Problem requirements: Only the lines holding the string "this" are needed. Copy each one.

Data section:
═══

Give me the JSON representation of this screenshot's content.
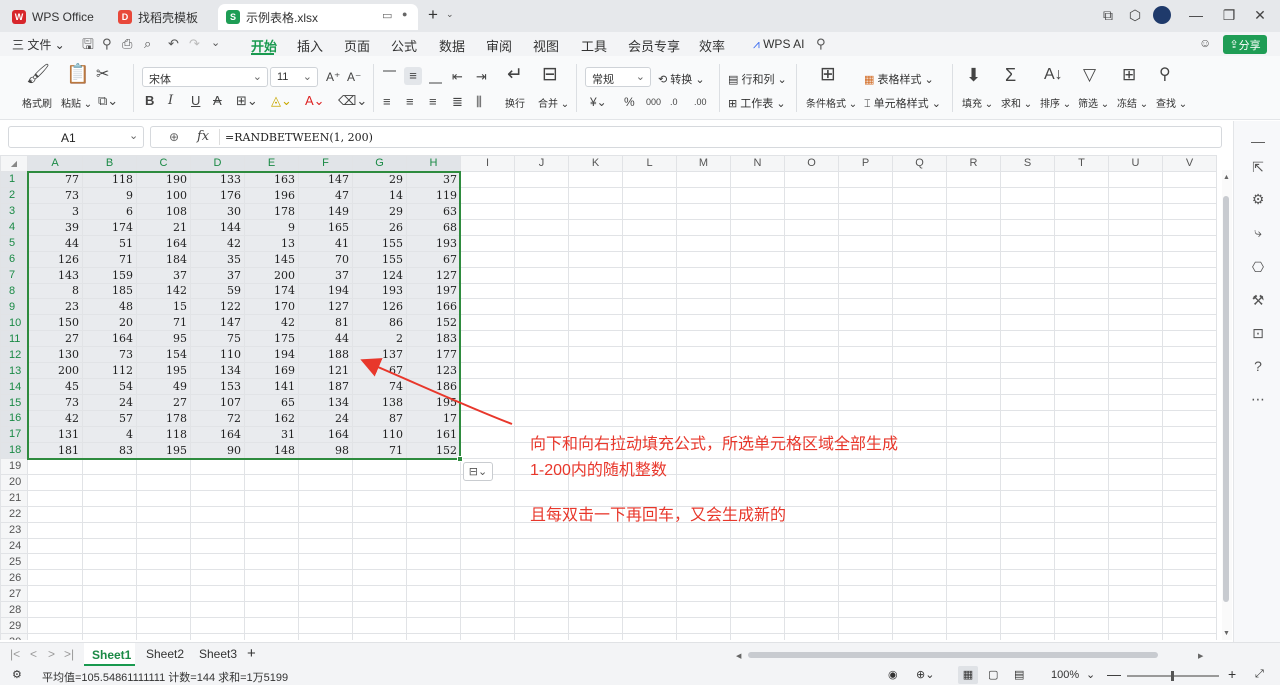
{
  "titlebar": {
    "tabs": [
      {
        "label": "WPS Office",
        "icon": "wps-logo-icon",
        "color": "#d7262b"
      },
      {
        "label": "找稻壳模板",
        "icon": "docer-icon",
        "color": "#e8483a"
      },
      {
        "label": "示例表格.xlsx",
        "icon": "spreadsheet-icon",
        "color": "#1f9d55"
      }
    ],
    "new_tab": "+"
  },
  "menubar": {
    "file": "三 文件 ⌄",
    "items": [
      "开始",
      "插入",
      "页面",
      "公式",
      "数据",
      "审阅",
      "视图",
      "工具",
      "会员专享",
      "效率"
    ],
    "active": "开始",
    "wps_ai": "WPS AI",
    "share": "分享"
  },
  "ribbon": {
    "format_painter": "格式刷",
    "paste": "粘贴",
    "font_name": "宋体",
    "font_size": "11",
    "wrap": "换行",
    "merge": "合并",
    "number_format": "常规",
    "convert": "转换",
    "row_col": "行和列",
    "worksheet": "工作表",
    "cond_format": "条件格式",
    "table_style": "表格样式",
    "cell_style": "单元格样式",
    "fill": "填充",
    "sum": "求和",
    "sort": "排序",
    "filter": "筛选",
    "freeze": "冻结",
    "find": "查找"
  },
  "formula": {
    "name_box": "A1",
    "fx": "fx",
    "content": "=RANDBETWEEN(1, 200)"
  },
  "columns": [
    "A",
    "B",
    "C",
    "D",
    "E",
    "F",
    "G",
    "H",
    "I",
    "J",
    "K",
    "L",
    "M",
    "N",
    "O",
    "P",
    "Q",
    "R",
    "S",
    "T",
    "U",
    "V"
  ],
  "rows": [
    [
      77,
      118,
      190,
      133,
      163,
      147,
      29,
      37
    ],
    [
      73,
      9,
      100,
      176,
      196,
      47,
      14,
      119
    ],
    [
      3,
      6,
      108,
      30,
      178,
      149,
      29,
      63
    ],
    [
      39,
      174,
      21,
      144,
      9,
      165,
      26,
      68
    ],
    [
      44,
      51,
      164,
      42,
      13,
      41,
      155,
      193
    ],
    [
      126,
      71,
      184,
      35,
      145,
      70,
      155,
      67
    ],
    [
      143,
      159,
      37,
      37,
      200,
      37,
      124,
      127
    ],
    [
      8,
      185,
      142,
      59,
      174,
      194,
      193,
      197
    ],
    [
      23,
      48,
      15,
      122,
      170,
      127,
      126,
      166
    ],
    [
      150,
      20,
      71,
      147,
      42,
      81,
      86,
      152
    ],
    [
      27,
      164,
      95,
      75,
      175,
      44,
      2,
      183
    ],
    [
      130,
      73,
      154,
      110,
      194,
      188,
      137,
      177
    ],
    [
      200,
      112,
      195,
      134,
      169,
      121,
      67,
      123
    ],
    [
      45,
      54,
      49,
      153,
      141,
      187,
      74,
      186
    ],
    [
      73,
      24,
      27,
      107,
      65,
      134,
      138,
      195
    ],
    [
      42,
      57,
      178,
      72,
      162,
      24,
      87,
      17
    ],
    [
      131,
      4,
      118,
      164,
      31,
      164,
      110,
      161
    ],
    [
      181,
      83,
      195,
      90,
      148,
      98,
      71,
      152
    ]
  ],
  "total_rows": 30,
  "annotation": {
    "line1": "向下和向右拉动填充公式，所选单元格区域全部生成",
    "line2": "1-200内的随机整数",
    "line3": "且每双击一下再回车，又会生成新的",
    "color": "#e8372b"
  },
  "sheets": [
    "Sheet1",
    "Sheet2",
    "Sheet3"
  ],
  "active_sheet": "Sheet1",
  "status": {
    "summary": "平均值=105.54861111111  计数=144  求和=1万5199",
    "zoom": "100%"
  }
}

═══

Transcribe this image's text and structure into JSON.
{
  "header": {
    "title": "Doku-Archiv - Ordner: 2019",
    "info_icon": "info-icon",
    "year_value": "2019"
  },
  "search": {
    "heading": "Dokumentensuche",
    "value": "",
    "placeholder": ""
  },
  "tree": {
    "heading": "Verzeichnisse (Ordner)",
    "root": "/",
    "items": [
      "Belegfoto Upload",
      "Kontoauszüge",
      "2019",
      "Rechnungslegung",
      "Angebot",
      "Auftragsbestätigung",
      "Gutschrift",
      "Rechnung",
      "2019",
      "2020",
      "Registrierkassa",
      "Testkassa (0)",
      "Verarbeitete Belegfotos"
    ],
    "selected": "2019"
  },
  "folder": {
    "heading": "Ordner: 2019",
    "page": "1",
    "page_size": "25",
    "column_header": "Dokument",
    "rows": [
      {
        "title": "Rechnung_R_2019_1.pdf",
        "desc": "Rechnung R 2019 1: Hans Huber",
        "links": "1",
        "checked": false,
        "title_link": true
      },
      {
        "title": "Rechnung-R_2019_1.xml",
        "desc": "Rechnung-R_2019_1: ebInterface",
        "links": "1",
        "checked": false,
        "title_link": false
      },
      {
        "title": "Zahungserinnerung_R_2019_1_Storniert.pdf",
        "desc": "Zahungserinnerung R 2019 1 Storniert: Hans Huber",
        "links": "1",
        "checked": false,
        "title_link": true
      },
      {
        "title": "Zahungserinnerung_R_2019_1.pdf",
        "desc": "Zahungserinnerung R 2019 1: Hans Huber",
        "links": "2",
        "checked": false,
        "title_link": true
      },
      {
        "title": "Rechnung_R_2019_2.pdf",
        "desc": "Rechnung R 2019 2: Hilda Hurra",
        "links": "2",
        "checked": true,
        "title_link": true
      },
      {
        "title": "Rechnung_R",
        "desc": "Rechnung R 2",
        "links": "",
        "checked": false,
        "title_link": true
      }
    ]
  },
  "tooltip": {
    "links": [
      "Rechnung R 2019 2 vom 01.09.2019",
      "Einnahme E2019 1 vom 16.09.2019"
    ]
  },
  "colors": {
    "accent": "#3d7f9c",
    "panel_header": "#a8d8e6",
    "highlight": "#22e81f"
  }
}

═══

Exercise output:
Give me the JSON representation of this screenshot's content.
Transcribe this image's text and structure into JSON.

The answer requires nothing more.